# Objective
Check each line of the material. Copy those containing "Statistics".

----

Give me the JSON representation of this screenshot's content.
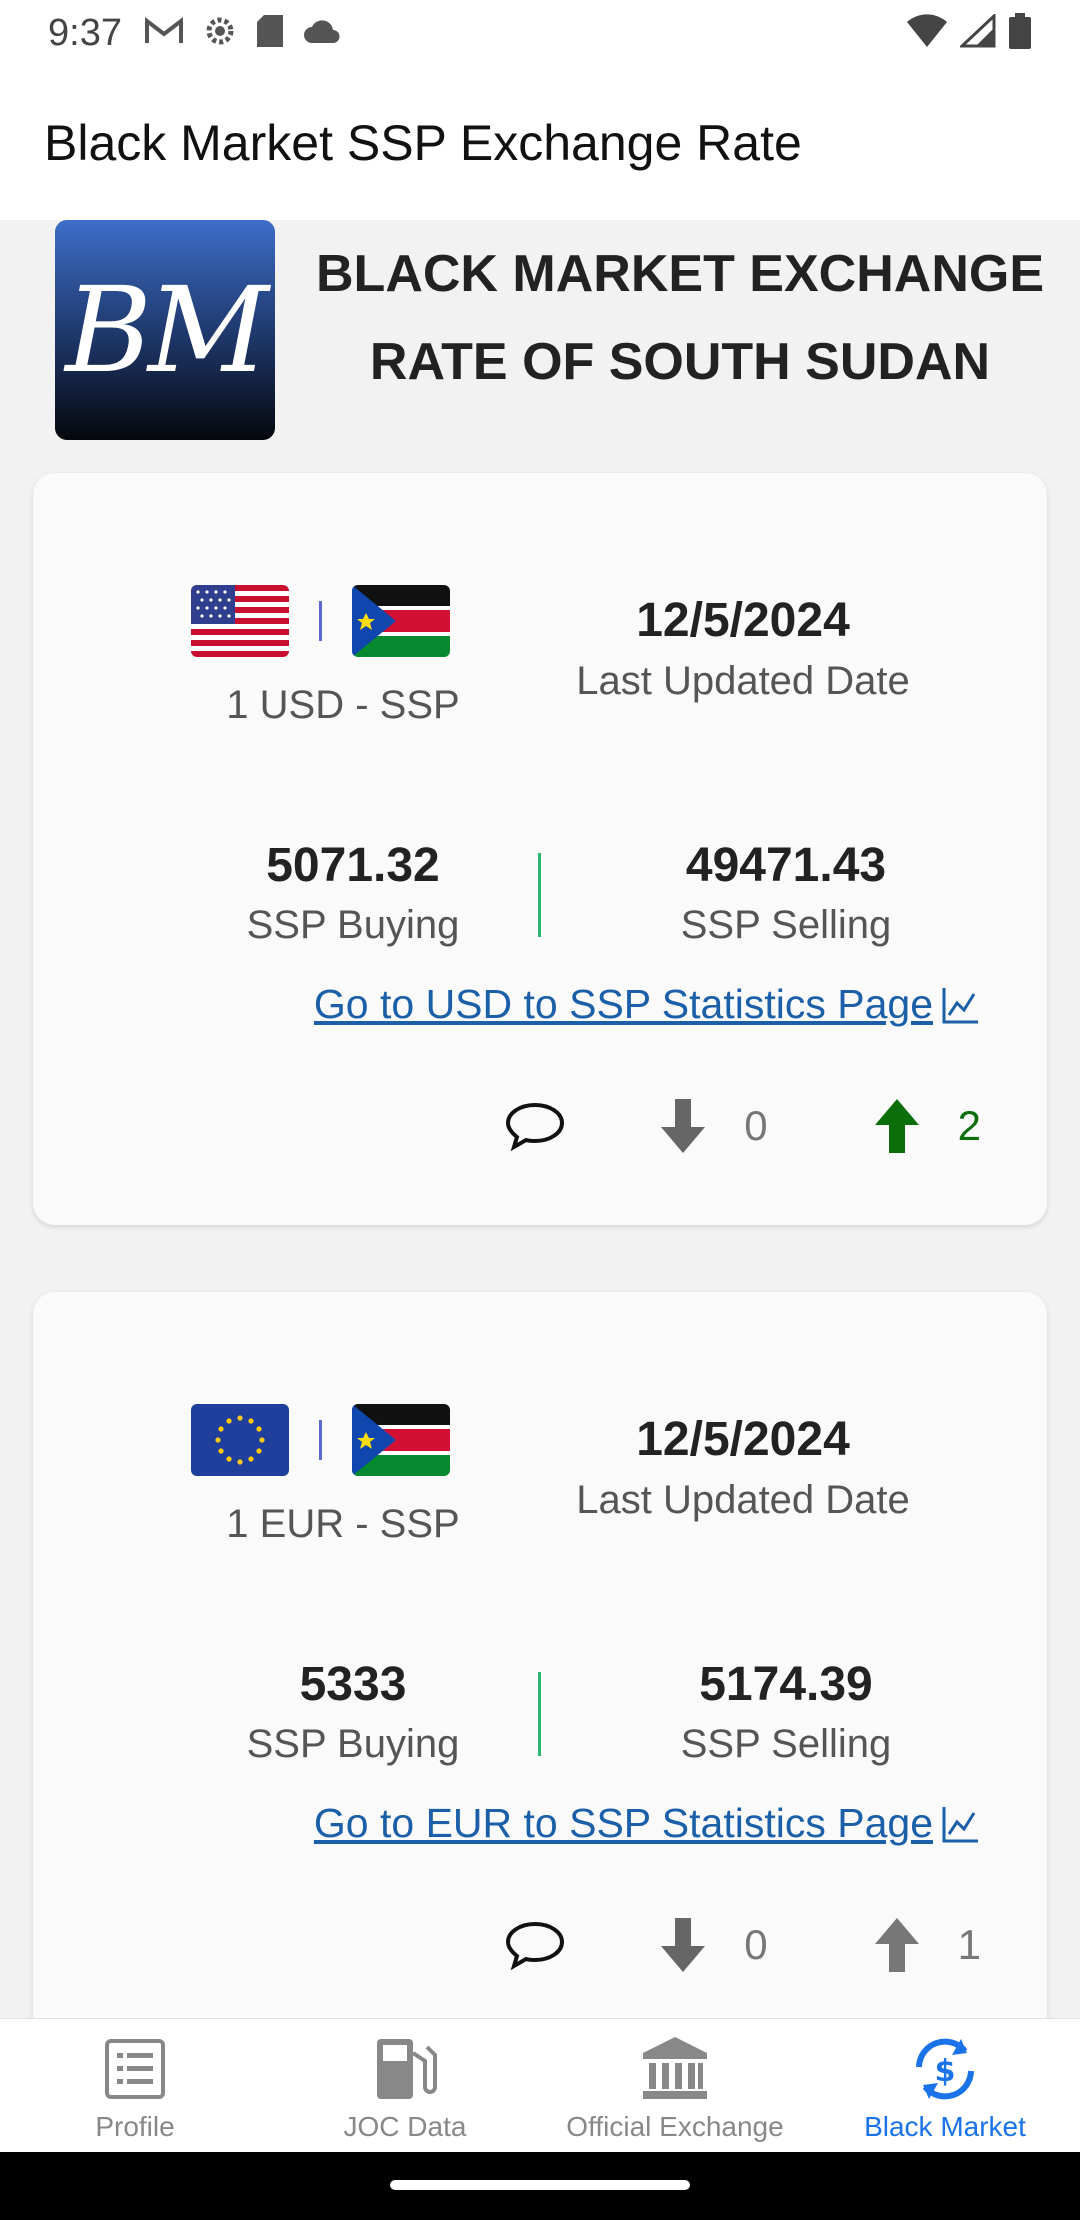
{
  "status_bar": {
    "time": "9:37",
    "icons_left": [
      "gmail-icon",
      "settings-icon",
      "sd-card-icon",
      "cloud-icon"
    ],
    "icons_right": [
      "wifi-icon",
      "signal-icon",
      "battery-icon"
    ]
  },
  "app_bar": {
    "title": "Black Market SSP Exchange Rate"
  },
  "banner": {
    "logo_text": "BM",
    "title_line1": "BLACK MARKET EXCHANGE",
    "title_line2": "RATE OF SOUTH SUDAN"
  },
  "cards": [
    {
      "pair_label": "1 USD - SSP",
      "base_flag": "usa-flag-icon",
      "quote_flag": "south-sudan-flag-icon",
      "date": "12/5/2024",
      "date_label": "Last Updated Date",
      "buying_value": "5071.32",
      "buying_label": "SSP Buying",
      "selling_value": "49471.43",
      "selling_label": "SSP Selling",
      "stats_link": "Go to USD to SSP Statistics Page",
      "downvotes": "0",
      "upvotes": "2"
    },
    {
      "pair_label": "1 EUR - SSP",
      "base_flag": "eu-flag-icon",
      "quote_flag": "south-sudan-flag-icon",
      "date": "12/5/2024",
      "date_label": "Last Updated Date",
      "buying_value": "5333",
      "buying_label": "SSP Buying",
      "selling_value": "5174.39",
      "selling_label": "SSP Selling",
      "stats_link": "Go to EUR to SSP Statistics Page",
      "downvotes": "0",
      "upvotes": "1"
    }
  ],
  "bottom_nav": {
    "items": [
      {
        "label": "Profile",
        "icon": "list-icon"
      },
      {
        "label": "JOC Data",
        "icon": "fuel-pump-icon"
      },
      {
        "label": "Official Exchange",
        "icon": "bank-icon"
      },
      {
        "label": "Black Market",
        "icon": "currency-exchange-icon"
      }
    ],
    "active": "Black Market"
  },
  "colors": {
    "accent": "#1a73e8",
    "link": "#1a5fa8",
    "divider_green": "#2bb673",
    "upvote_active": "#0b6e0b"
  }
}
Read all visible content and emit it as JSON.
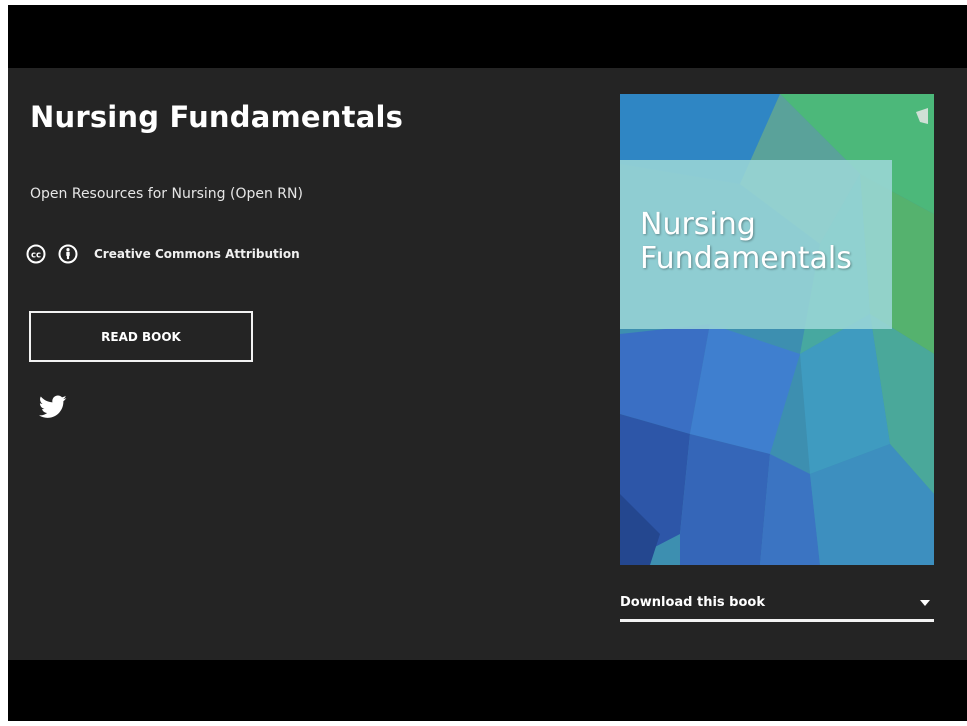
{
  "book": {
    "title": "Nursing Fundamentals",
    "publisher": "Open Resources for Nursing (Open RN)",
    "license_label": "Creative Commons Attribution",
    "read_button_label": "READ BOOK",
    "cover_title": "Nursing\nFundamentals",
    "download_label": "Download this book"
  },
  "icons": {
    "license_cc": "creative-commons-icon",
    "license_by": "attribution-icon",
    "share": "twitter-icon",
    "download_toggle": "caret-down-icon"
  },
  "colors": {
    "panel_bg": "#242424",
    "letterbox": "#000000",
    "text": "#ffffff",
    "cover_overlay": "#9bd6d6"
  }
}
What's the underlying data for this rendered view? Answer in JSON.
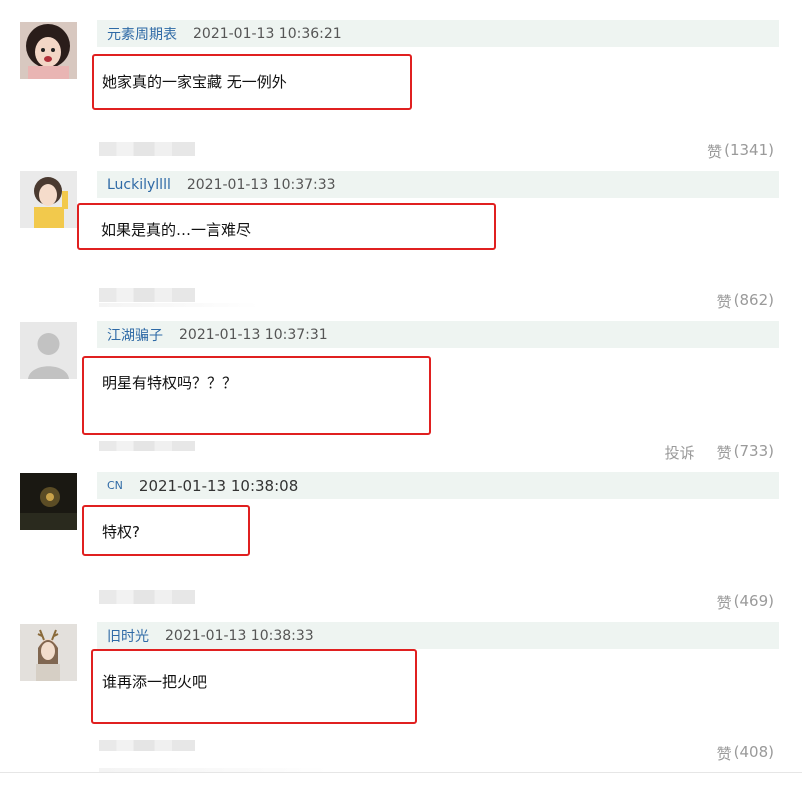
{
  "comments": [
    {
      "username": "元素周期表",
      "timestamp": "2021-01-13 10:36:21",
      "text": "她家真的一家宝藏 无一例外",
      "like_label": "赞",
      "like_count": "(1341)"
    },
    {
      "username": "Luckilyllll",
      "timestamp": "2021-01-13 10:37:33",
      "text": "如果是真的…一言难尽",
      "like_label": "赞",
      "like_count": "(862)"
    },
    {
      "username": "江湖骗子",
      "timestamp": "2021-01-13 10:37:31",
      "text": "明星有特权吗？？？",
      "report_label": "投诉",
      "like_label": "赞",
      "like_count": "(733)"
    },
    {
      "username": "CN",
      "timestamp": "2021-01-13 10:38:08",
      "text": "特权?",
      "like_label": "赞",
      "like_count": "(469)"
    },
    {
      "username": "旧时光",
      "timestamp": "2021-01-13 10:38:33",
      "text": "谁再添一把火吧",
      "like_label": "赞",
      "like_count": "(408)"
    }
  ],
  "colors": {
    "username": "#2f6aa6",
    "highlight_border": "#e02020",
    "meta_bar_bg": "#eef4f1",
    "action_text": "#9a9a9a"
  }
}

----

# Answer to the exercise
      "stats_link": "Go to USD to SSP Statistics Page",
      "stats_link": "Go to EUR to SSP Statistics Page",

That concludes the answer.